*Exercise objective:* Repeat the listing word for word. No pictures belong in the copy.

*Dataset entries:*

■ ■ ■ ■ ■

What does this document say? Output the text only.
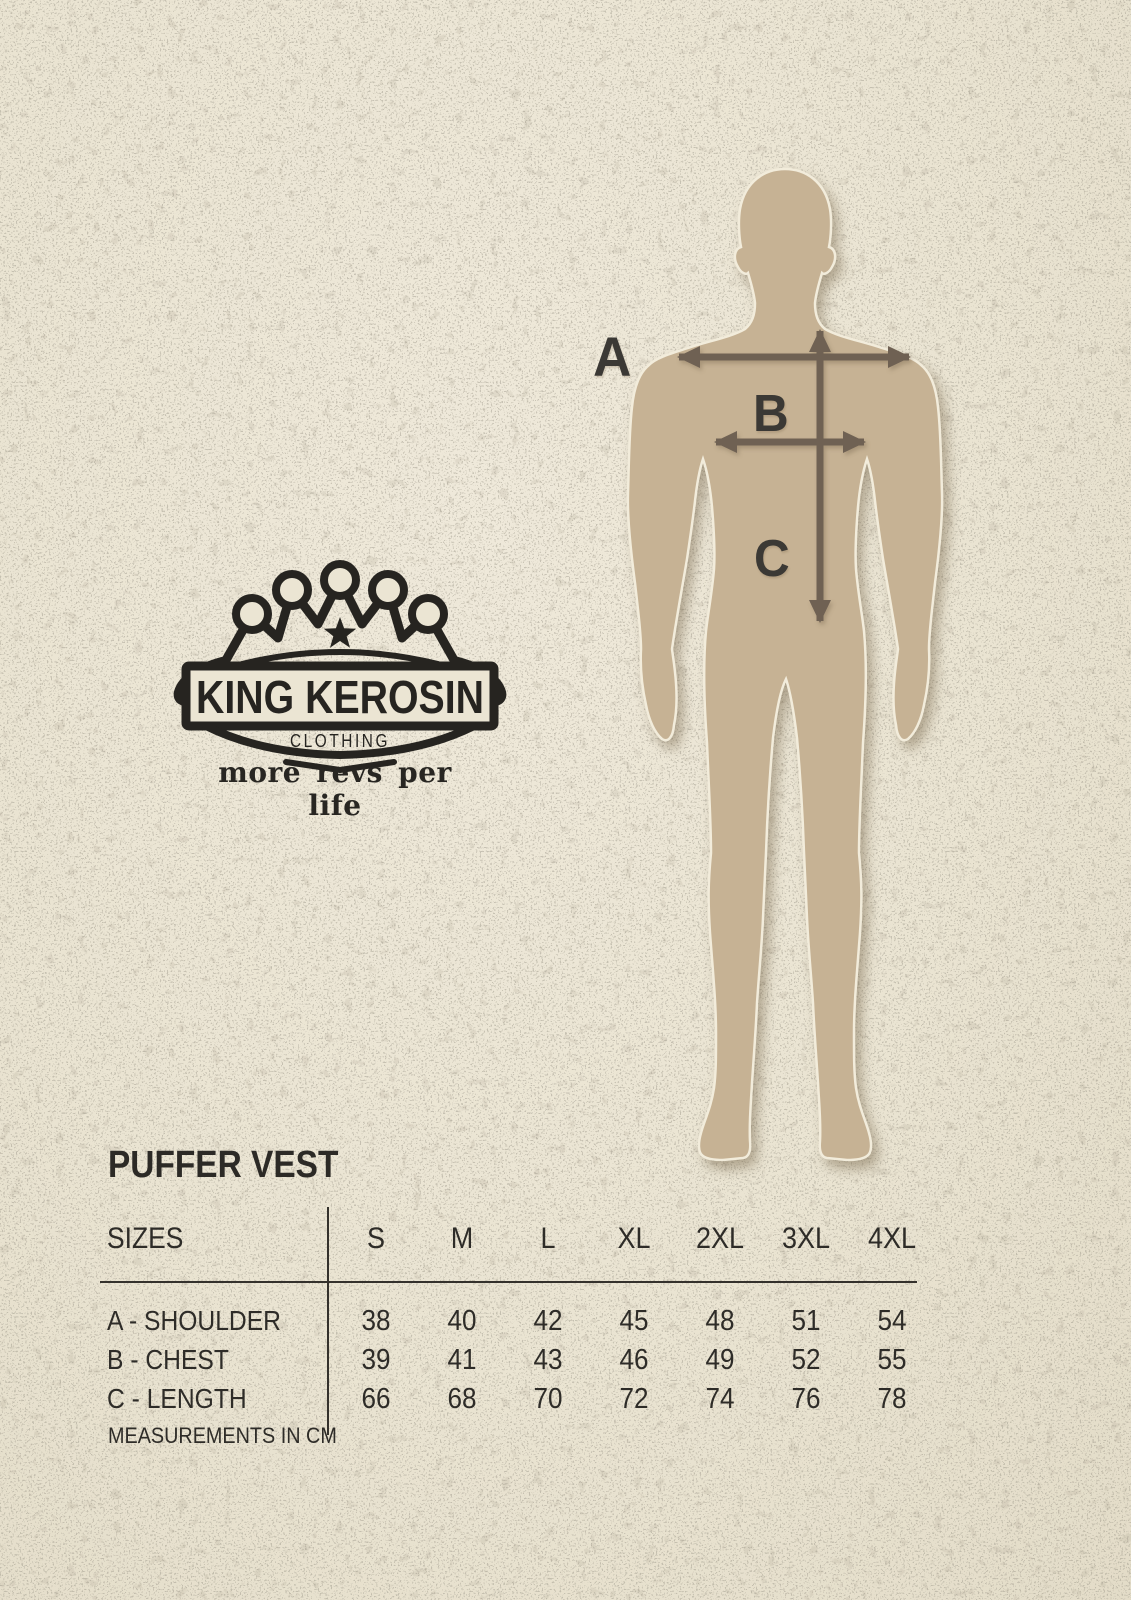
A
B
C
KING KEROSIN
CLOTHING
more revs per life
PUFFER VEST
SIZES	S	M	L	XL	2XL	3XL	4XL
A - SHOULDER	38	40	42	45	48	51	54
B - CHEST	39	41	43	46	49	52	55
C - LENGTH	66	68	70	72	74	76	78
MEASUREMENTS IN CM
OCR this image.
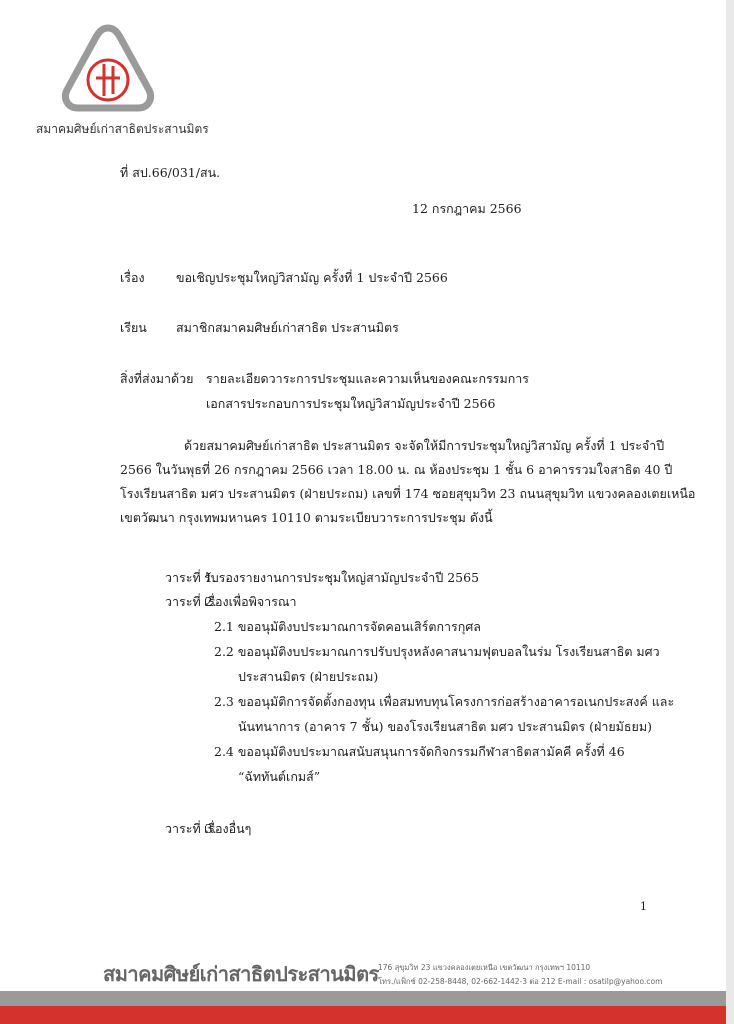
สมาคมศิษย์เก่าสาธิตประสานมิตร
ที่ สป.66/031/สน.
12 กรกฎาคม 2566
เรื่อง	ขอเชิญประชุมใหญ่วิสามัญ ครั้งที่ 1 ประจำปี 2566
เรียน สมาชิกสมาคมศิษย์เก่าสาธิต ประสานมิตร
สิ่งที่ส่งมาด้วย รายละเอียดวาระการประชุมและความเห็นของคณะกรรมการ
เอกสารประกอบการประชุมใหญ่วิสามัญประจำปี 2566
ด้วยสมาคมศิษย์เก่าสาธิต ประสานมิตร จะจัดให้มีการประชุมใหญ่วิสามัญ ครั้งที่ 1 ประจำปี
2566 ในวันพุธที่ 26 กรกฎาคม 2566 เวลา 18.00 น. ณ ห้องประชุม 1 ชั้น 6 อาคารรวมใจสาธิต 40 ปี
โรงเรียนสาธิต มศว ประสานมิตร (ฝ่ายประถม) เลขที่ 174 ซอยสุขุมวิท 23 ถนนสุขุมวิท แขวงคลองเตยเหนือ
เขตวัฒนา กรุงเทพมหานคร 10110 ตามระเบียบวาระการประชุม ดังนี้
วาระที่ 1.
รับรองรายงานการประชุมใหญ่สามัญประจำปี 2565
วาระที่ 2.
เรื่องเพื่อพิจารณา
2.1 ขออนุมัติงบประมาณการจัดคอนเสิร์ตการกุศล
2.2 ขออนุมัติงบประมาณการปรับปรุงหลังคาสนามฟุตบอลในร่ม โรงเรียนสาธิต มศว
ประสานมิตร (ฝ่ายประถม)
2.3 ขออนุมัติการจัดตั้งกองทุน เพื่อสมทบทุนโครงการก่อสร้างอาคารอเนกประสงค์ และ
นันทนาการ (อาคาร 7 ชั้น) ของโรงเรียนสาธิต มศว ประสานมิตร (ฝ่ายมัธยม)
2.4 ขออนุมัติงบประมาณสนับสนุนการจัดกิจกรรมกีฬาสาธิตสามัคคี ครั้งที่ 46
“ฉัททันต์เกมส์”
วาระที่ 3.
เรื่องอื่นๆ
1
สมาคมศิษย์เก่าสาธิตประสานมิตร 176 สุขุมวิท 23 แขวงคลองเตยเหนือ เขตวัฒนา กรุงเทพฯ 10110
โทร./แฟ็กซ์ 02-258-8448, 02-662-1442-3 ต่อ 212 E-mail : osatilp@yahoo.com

■ ■ ■ ■ ■

*Answer for this exercise:*
What does this document say? Output the text only.
A
B
C
KING KEROSIN
CLOTHING
more revs per life
PUFFER VEST
SIZES	S	M	L	XL	2XL	3XL	4XL
A - SHOULDER	38	40	42	45	48	51	54
B - CHEST	39	41	43	46	49	52	55
C - LENGTH	66	68	70	72	74	76	78
MEASUREMENTS IN CM
OCR this image.
สมาคมศิษย์เก่าสาธิตประสานมิตร
ที่ สป.66/031/สน.
12 กรกฎาคม 2566
เรื่อง	ขอเชิญประชุมใหญ่วิสามัญ ครั้งที่ 1 ประจำปี 2566
เรียน สมาชิกสมาคมศิษย์เก่าสาธิต ประสานมิตร
สิ่งที่ส่งมาด้วย รายละเอียดวาระการประชุมและความเห็นของคณะกรรมการ
เอกสารประกอบการประชุมใหญ่วิสามัญประจำปี 2566
ด้วยสมาคมศิษย์เก่าสาธิต ประสานมิตร จะจัดให้มีการประชุมใหญ่วิสามัญ ครั้งที่ 1 ประจำปี
2566 ในวันพุธที่ 26 กรกฎาคม 2566 เวลา 18.00 น. ณ ห้องประชุม 1 ชั้น 6 อาคารรวมใจสาธิต 40 ปี
โรงเรียนสาธิต มศว ประสานมิตร (ฝ่ายประถม) เลขที่ 174 ซอยสุขุมวิท 23 ถนนสุขุมวิท แขวงคลองเตยเหนือ
เขตวัฒนา กรุงเทพมหานคร 10110 ตามระเบียบวาระการประชุม ดังนี้
วาระที่ 1.
รับรองรายงานการประชุมใหญ่สามัญประจำปี 2565
วาระที่ 2.
เรื่องเพื่อพิจารณา
2.1 ขออนุมัติงบประมาณการจัดคอนเสิร์ตการกุศล
2.2 ขออนุมัติงบประมาณการปรับปรุงหลังคาสนามฟุตบอลในร่ม โรงเรียนสาธิต มศว
ประสานมิตร (ฝ่ายประถม)
2.3 ขออนุมัติการจัดตั้งกองทุน เพื่อสมทบทุนโครงการก่อสร้างอาคารอเนกประสงค์ และ
นันทนาการ (อาคาร 7 ชั้น) ของโรงเรียนสาธิต มศว ประสานมิตร (ฝ่ายมัธยม)
2.4 ขออนุมัติงบประมาณสนับสนุนการจัดกิจกรรมกีฬาสาธิตสามัคคี ครั้งที่ 46
“ฉัททันต์เกมส์”
วาระที่ 3.
เรื่องอื่นๆ
1
สมาคมศิษย์เก่าสาธิตประสานมิตร 176 สุขุมวิท 23 แขวงคลองเตยเหนือ เขตวัฒนา กรุงเทพฯ 10110
โทร./แฟ็กซ์ 02-258-8448, 02-662-1442-3 ต่อ 212 E-mail : osatilp@yahoo.com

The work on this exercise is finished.